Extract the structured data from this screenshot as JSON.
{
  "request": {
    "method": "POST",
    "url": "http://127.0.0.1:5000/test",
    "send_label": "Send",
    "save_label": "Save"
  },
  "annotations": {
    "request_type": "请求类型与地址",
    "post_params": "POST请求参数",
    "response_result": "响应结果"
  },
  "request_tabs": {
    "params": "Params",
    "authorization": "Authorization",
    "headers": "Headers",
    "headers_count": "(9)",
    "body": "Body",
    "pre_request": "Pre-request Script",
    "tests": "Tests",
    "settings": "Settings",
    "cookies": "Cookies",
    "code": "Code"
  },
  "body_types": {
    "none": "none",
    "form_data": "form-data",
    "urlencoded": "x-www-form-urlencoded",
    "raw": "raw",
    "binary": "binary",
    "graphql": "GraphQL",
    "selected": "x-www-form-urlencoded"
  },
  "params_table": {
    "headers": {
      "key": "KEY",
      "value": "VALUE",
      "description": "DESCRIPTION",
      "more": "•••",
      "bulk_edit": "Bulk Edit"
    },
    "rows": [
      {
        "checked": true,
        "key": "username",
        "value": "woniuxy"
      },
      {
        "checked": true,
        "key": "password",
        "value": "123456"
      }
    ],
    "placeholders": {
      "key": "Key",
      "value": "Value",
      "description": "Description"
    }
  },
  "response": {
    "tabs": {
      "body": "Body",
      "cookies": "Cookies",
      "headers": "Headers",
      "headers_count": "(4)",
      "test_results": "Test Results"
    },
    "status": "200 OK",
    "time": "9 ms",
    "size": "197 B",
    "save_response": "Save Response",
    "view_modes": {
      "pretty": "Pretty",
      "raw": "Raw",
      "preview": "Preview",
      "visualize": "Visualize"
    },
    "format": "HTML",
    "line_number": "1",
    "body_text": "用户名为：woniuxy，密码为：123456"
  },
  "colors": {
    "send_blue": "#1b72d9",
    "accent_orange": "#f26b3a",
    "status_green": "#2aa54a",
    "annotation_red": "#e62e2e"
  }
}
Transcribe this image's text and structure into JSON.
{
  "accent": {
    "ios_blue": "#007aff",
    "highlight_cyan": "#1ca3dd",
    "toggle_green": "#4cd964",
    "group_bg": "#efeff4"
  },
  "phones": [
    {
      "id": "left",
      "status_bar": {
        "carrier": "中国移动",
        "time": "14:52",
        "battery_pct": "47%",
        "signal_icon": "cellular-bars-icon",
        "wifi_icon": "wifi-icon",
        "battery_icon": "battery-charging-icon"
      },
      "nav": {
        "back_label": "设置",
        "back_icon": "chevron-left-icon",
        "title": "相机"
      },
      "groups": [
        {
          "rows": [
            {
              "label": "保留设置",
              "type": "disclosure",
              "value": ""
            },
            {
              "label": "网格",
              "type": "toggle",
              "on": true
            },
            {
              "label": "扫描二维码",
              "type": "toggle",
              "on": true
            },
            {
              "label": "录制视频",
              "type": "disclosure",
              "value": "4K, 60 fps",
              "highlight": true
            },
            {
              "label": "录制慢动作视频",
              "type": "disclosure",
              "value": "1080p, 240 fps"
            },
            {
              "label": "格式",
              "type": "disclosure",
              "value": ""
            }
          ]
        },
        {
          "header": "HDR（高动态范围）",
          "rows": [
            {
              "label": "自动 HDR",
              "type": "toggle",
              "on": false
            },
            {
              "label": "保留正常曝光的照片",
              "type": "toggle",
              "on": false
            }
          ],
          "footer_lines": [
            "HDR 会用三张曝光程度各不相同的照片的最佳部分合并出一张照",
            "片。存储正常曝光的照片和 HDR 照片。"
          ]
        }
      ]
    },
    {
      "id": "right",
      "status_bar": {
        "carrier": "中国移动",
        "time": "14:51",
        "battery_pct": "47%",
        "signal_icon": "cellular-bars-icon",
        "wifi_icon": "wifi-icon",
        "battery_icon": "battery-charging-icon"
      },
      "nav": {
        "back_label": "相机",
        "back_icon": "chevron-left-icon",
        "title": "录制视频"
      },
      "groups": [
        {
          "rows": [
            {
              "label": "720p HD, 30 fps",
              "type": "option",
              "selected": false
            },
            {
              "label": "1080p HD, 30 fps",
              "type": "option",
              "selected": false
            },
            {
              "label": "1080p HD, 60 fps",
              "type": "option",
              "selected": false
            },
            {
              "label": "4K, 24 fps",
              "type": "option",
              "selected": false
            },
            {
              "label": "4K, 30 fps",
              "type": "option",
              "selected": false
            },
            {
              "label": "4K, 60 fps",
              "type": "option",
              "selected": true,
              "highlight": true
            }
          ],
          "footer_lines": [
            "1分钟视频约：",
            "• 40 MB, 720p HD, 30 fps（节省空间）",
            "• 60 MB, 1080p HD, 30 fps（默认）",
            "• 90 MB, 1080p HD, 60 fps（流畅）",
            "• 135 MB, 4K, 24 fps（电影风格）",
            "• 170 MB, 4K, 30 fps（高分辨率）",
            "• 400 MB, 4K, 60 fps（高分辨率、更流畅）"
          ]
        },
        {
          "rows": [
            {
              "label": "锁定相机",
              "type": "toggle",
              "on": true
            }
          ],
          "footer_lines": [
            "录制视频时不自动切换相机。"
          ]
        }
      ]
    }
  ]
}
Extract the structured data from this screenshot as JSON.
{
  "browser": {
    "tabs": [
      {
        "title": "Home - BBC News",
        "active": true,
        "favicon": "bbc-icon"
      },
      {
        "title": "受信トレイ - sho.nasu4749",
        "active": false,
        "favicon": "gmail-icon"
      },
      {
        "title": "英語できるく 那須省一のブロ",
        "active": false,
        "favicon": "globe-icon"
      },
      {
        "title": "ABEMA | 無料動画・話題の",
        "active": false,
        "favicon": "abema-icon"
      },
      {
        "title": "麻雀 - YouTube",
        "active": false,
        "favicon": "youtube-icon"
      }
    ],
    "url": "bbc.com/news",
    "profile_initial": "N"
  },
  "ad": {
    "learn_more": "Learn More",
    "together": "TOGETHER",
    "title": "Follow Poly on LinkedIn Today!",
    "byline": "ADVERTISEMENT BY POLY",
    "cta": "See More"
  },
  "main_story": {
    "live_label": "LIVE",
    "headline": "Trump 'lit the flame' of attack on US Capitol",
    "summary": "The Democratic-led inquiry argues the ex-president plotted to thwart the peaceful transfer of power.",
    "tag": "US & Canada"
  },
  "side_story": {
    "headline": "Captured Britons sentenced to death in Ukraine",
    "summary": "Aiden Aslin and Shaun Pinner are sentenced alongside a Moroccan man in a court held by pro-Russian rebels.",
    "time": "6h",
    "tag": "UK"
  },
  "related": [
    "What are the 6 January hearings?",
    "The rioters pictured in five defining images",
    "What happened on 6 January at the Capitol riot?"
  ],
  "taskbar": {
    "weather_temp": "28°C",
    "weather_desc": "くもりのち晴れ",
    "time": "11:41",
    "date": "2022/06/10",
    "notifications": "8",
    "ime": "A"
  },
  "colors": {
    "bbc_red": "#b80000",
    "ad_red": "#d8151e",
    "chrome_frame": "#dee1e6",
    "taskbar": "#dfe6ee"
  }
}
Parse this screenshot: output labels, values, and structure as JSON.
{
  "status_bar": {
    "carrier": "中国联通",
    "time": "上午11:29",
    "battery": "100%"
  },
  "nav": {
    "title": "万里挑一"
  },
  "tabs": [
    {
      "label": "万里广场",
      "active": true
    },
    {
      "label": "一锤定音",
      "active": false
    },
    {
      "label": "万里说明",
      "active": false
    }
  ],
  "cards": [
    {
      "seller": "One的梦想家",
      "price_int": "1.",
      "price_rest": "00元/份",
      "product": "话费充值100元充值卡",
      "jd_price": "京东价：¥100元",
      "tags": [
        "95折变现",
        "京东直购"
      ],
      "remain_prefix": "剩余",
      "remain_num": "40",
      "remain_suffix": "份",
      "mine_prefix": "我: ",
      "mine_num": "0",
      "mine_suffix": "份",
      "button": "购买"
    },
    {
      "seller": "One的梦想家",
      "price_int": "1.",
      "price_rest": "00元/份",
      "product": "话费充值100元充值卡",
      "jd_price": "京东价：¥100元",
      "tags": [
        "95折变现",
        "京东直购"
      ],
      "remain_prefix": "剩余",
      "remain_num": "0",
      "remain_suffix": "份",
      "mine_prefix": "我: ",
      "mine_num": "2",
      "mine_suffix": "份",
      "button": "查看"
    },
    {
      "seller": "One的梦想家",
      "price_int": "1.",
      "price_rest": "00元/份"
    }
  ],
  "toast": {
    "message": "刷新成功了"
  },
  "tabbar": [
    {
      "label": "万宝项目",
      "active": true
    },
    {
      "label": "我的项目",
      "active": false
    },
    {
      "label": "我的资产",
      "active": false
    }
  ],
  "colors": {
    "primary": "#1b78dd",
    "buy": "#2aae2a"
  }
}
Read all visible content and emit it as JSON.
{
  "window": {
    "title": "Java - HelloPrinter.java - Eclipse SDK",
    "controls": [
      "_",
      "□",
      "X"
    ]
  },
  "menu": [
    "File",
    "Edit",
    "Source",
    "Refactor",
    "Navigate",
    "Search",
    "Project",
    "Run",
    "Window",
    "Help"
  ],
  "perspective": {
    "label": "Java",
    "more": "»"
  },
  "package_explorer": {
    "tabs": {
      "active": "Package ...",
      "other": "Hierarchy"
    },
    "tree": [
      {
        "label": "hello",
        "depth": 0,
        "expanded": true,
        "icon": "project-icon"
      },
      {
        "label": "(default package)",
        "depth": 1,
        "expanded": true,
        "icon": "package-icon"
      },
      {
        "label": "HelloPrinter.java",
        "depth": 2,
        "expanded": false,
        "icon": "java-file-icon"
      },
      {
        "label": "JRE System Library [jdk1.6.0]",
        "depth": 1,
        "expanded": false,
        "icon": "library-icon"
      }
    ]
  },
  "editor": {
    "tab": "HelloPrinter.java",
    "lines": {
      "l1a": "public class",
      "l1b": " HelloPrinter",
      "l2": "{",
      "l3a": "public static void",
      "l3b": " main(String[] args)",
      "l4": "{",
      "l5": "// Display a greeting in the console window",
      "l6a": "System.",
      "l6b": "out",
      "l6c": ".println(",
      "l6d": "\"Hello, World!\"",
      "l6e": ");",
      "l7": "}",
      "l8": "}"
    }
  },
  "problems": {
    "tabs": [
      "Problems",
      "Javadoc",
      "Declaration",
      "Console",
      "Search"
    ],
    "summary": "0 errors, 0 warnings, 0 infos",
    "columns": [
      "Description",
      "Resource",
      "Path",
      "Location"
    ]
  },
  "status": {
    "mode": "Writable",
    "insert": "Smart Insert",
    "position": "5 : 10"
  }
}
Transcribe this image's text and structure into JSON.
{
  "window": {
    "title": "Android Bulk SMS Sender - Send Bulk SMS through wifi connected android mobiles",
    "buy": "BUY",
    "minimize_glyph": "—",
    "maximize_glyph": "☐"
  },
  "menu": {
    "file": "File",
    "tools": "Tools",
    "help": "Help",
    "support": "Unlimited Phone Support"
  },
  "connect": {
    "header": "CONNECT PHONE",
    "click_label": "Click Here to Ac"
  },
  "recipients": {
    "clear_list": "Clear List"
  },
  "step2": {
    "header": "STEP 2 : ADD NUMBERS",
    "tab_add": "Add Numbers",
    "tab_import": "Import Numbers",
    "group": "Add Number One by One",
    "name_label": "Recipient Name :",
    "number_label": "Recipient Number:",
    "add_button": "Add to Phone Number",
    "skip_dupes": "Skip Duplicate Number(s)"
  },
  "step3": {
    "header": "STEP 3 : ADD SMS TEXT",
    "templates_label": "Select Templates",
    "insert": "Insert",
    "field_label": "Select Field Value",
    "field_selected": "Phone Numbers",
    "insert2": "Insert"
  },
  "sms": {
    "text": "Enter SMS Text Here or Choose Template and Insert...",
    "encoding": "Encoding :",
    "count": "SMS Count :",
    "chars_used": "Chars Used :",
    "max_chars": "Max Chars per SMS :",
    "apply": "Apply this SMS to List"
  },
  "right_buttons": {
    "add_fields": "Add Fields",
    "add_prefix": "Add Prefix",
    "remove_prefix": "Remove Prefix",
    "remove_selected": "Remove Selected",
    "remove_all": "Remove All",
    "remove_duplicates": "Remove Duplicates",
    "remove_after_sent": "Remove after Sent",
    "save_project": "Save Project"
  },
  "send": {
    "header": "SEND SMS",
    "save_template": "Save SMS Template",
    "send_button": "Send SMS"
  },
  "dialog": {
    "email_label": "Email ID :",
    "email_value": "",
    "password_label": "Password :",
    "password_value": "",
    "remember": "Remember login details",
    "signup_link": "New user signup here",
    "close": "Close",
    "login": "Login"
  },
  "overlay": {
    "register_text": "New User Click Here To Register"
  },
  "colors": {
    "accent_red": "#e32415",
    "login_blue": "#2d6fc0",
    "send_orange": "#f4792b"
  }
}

### The exercise
In the data above, tally the lines holding "public" and answer with the figure only.

### Exercise solution
2